▸ Brief
Go through the entries below and copy each line containing the word "Credit".

= = = =

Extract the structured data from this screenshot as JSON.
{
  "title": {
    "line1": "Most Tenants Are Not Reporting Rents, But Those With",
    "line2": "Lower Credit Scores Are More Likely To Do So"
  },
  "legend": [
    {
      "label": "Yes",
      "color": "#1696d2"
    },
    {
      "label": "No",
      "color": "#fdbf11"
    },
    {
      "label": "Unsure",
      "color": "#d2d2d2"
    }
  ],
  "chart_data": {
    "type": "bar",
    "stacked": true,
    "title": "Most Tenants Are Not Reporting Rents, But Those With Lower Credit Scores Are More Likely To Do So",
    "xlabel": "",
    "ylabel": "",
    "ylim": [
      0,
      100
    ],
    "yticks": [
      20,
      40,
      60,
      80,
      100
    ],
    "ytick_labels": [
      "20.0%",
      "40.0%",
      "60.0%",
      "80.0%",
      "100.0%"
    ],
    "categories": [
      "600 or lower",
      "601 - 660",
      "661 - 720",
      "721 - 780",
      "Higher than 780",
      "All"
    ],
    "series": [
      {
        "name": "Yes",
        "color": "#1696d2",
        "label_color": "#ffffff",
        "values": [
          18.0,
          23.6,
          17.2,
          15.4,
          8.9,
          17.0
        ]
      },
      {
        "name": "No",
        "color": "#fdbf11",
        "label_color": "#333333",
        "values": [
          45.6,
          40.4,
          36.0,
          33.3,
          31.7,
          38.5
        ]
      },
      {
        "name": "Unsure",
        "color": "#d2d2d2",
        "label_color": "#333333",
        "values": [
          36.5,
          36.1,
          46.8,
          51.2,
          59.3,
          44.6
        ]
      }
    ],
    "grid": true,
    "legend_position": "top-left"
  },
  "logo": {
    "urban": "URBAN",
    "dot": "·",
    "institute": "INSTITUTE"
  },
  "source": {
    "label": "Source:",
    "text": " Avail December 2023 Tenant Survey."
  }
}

= = = =

▸ Answer to the problem
    "line2": "Lower Credit Scores Are More Likely To Do So"
    "title": "Most Tenants Are Not Reporting Rents, But Those With Lower Credit Scores Are More Likely To Do So",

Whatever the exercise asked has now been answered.